* [Records shown]:
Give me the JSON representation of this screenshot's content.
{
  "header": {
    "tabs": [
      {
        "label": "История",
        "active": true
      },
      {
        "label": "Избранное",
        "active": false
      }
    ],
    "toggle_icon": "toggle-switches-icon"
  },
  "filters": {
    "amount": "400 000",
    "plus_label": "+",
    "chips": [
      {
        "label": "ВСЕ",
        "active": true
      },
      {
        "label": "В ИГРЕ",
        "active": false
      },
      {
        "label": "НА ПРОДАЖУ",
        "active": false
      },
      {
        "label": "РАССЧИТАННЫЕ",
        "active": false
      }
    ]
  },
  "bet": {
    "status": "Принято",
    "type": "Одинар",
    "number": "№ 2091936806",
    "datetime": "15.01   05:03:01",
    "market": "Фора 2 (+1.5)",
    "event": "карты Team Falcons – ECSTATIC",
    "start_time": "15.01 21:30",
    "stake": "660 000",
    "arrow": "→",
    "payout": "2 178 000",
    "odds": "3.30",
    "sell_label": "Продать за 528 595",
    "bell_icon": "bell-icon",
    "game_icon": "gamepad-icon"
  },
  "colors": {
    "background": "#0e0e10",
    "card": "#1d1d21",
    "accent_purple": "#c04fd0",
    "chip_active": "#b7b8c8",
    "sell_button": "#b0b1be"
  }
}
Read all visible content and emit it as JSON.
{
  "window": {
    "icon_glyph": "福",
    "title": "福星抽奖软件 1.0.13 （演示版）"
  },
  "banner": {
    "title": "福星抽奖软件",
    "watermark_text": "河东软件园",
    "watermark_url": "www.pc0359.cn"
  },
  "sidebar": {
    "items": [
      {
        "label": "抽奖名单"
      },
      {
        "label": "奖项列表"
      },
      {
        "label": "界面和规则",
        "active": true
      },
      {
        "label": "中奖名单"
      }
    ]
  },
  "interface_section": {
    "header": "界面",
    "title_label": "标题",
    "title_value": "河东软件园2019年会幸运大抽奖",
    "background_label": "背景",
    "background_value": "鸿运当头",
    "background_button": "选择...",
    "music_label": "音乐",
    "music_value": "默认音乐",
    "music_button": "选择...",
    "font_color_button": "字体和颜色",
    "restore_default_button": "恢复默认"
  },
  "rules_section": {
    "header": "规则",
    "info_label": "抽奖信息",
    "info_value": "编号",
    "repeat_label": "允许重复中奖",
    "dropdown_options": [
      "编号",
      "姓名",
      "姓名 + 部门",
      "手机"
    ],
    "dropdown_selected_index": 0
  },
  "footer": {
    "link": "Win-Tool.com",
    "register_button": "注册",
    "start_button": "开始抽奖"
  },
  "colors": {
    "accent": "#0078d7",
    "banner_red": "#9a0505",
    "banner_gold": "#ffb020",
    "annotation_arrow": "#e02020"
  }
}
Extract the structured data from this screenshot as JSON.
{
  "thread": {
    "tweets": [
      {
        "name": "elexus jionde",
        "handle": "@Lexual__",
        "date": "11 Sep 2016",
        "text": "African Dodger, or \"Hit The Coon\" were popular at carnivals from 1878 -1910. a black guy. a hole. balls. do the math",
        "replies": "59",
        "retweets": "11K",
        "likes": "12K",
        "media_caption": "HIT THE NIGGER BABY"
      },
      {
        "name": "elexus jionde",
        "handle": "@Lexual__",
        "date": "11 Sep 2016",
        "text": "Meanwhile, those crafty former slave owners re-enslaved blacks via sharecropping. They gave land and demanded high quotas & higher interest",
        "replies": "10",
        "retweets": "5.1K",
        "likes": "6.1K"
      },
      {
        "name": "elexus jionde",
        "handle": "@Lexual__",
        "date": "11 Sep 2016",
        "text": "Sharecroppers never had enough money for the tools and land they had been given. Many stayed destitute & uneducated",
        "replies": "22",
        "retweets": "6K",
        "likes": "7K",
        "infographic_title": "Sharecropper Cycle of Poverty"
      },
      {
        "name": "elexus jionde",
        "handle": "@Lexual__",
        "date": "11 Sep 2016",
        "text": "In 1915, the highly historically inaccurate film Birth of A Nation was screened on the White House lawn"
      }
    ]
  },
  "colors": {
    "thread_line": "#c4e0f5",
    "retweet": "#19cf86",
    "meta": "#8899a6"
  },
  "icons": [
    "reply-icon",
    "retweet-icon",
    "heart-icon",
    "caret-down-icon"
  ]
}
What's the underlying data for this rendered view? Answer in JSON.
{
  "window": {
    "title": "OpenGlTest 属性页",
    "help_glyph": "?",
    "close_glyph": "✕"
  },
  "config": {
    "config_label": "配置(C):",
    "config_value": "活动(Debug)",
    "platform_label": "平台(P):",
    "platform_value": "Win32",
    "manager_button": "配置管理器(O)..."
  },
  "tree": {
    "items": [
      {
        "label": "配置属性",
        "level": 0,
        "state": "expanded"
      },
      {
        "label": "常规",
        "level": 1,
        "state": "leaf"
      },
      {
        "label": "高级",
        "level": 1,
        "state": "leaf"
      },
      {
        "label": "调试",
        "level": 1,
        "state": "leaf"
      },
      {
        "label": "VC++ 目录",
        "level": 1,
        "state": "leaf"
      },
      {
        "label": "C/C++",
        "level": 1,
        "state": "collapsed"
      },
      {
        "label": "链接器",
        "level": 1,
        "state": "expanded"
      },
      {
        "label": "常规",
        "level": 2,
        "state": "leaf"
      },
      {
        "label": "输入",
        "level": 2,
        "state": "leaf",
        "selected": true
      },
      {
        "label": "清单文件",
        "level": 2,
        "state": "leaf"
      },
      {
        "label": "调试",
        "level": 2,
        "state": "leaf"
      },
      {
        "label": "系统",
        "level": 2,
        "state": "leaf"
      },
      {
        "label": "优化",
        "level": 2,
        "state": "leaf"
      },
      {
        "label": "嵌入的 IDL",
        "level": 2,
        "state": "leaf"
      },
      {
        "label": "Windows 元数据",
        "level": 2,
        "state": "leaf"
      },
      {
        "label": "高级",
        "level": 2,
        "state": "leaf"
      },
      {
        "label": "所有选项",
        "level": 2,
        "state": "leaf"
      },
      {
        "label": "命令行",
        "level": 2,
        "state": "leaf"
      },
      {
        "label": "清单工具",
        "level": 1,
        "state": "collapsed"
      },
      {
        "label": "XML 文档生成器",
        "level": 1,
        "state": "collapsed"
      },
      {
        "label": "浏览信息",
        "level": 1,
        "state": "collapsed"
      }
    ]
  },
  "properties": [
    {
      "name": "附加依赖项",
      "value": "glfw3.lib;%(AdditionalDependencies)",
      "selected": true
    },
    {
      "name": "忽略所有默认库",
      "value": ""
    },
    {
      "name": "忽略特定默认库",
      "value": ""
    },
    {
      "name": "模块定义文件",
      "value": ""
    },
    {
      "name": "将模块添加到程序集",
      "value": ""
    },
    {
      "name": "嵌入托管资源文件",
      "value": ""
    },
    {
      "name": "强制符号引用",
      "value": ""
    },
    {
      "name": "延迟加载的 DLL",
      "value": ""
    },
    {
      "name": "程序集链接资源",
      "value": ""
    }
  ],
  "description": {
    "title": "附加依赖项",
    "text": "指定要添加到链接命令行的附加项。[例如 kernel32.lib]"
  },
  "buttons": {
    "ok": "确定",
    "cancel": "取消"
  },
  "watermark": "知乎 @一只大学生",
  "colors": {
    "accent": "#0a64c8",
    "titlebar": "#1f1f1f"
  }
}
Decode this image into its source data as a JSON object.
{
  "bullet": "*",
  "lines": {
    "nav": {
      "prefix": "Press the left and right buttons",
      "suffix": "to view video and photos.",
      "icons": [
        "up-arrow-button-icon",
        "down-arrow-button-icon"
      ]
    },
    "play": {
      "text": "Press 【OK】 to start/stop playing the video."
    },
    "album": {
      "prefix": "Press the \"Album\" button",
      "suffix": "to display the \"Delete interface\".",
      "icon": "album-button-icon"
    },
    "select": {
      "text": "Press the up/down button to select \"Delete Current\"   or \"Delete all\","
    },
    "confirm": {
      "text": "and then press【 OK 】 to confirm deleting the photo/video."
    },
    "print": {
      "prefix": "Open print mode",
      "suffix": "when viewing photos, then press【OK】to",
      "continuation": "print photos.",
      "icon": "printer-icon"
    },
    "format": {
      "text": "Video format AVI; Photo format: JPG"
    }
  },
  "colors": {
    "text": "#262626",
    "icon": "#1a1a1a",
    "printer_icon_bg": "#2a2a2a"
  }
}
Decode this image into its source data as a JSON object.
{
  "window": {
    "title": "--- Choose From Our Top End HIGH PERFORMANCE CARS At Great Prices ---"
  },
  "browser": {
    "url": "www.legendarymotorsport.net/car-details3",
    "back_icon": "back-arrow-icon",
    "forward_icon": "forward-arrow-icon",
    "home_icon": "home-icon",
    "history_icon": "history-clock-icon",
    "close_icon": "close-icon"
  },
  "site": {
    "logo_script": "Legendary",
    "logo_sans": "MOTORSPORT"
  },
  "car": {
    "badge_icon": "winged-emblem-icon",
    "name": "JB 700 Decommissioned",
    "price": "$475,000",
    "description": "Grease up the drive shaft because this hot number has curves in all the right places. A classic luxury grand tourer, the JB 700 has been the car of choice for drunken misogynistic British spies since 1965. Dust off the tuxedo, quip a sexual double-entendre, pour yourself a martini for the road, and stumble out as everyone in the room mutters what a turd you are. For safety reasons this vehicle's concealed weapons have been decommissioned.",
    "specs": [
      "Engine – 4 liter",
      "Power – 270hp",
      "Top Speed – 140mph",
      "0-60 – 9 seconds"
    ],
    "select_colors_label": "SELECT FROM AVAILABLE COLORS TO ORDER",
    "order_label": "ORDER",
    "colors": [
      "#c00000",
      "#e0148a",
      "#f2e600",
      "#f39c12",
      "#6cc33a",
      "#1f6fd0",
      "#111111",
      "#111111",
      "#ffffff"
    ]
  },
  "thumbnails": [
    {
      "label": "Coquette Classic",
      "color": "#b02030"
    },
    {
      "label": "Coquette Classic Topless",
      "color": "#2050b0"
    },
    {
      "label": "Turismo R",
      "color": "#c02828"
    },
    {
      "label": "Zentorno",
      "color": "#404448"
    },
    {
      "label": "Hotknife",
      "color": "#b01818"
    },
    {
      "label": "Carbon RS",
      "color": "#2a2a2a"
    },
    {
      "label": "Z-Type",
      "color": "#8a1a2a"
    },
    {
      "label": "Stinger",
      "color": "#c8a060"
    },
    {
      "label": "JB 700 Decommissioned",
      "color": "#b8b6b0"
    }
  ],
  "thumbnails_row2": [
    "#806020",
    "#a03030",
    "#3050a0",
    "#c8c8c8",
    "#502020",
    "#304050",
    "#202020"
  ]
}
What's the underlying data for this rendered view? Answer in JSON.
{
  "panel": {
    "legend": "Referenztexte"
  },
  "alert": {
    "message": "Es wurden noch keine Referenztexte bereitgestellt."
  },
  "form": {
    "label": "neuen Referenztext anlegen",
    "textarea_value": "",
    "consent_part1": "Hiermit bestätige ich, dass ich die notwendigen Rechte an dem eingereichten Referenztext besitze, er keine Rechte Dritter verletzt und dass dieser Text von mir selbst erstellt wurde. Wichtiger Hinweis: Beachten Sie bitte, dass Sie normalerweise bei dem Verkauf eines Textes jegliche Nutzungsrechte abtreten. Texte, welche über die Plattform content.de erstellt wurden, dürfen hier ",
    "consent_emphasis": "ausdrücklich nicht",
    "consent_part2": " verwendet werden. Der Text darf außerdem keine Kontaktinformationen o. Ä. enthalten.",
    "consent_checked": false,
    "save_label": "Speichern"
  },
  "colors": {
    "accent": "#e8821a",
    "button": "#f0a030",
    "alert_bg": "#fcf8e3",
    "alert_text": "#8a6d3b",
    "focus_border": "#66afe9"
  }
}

* [Exercise aim]:
Lines containing the string "suffix" are to be selected and copied.

* [Solved exercise]:
      "suffix": "to view video and photos.",
      "suffix": "to display the \"Delete interface\".",
      "suffix": "when viewing photos, then press【OK】to",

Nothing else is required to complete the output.